GIVEN REQUEST:
Extract the lines that hold the string "lekarskich".

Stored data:
━━━━━━

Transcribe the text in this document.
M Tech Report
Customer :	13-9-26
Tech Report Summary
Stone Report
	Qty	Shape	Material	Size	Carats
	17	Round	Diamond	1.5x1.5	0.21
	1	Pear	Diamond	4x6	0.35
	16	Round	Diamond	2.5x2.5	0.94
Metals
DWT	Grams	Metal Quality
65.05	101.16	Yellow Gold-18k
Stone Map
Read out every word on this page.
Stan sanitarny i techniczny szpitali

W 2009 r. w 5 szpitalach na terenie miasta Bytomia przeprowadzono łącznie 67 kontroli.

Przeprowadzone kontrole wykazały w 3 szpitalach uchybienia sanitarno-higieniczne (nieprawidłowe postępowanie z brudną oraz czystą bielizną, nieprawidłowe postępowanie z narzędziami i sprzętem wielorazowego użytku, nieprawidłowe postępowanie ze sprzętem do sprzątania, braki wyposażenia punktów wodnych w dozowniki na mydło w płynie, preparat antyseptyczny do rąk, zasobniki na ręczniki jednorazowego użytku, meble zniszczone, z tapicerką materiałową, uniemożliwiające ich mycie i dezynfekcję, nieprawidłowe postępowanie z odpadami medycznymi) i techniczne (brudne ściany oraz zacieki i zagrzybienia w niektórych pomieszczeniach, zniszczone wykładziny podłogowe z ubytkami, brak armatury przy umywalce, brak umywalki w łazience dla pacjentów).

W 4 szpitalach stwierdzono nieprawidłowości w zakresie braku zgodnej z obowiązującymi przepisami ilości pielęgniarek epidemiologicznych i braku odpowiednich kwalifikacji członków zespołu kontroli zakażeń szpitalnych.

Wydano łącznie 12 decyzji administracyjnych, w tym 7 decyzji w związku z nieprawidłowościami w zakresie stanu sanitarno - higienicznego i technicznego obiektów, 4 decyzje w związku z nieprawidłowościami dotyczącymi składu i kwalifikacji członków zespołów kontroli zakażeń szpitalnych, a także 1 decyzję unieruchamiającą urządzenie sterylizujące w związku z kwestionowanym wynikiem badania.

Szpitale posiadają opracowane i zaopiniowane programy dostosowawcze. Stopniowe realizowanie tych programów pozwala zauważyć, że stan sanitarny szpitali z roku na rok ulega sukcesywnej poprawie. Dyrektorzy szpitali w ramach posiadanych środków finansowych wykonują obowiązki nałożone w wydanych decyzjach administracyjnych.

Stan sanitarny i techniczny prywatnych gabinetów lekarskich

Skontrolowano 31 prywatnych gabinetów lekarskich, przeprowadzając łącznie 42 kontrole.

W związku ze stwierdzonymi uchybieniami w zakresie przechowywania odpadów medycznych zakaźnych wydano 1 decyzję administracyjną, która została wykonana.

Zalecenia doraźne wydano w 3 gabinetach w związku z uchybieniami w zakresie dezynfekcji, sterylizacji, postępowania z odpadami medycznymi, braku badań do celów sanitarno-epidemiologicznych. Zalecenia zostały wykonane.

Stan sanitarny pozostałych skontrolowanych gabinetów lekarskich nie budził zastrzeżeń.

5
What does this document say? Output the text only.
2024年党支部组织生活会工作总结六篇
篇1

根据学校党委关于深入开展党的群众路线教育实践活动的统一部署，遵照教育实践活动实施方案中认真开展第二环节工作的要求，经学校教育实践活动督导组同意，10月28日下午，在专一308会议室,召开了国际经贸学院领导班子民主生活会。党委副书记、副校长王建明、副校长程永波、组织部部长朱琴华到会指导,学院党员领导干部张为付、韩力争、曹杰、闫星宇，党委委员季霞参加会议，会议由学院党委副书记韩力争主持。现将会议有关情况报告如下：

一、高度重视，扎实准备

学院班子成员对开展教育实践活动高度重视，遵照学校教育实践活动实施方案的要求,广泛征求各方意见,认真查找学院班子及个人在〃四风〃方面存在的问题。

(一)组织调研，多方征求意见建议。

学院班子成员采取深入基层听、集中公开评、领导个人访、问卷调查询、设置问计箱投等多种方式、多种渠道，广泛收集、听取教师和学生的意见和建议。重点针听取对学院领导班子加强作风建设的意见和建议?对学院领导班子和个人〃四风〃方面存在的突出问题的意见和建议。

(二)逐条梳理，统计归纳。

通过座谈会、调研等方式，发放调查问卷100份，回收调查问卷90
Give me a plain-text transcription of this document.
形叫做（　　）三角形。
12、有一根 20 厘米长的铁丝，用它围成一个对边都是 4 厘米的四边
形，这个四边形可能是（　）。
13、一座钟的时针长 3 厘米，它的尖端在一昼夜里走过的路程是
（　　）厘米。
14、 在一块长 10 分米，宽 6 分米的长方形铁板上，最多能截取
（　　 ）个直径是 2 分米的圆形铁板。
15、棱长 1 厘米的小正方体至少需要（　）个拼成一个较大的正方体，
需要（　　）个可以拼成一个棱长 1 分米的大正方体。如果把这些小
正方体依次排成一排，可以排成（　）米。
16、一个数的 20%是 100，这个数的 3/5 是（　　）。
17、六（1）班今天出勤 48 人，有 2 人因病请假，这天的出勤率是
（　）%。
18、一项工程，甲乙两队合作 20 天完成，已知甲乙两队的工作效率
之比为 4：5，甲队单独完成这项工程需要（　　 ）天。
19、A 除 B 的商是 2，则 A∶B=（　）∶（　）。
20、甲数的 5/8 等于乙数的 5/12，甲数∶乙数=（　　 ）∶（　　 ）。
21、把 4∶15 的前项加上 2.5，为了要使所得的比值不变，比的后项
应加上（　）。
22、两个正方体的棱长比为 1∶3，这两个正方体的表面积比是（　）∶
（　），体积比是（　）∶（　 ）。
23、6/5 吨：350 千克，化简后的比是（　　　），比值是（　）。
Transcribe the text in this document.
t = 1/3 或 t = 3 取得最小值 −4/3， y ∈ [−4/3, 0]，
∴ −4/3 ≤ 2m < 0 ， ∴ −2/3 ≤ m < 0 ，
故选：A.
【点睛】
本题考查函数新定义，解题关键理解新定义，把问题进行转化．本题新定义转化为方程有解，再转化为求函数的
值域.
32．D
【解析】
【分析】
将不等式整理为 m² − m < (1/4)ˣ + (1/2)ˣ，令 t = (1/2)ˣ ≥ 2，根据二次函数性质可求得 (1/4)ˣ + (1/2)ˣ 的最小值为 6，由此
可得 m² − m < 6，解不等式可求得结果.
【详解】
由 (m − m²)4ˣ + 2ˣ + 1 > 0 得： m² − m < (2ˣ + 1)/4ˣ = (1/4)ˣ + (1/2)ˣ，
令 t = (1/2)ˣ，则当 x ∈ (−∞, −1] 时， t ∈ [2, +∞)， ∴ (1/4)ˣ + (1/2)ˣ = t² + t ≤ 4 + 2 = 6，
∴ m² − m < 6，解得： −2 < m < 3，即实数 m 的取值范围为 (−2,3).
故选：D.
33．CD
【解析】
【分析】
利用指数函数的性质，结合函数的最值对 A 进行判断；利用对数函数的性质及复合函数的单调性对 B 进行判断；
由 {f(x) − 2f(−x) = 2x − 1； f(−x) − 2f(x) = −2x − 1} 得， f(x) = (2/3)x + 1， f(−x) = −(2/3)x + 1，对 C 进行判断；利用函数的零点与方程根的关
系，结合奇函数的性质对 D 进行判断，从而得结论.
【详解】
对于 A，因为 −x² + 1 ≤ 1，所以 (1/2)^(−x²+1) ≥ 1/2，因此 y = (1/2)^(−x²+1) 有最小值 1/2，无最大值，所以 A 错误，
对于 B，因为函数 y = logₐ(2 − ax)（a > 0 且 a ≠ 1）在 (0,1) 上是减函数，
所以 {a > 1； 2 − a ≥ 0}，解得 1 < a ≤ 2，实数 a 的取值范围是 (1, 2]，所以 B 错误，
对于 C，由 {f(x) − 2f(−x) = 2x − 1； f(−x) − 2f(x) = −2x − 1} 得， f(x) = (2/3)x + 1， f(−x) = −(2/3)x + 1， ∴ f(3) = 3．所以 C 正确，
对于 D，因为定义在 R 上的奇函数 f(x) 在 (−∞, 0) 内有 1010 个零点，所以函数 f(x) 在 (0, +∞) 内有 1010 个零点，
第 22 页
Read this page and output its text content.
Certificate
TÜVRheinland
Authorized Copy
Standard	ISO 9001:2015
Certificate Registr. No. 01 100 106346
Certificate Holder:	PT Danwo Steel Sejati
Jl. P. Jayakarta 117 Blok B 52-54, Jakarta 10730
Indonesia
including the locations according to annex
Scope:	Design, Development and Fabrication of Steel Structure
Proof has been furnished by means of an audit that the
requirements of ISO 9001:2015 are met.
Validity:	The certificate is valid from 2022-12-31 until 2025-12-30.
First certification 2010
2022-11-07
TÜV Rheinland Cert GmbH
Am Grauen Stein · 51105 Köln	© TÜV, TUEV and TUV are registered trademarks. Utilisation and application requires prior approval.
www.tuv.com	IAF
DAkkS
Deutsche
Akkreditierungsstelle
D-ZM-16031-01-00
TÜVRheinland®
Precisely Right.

━━━━━━

ANSWER TO THE PROBLEM:
Stan sanitarny i techniczny prywatnych gabinetów lekarskich
Skontrolowano 31 prywatnych gabinetów lekarskich, przeprowadzając łącznie 42 kontrole.
Stan sanitarny pozostałych skontrolowanych gabinetów lekarskich nie budził zastrzeżeń.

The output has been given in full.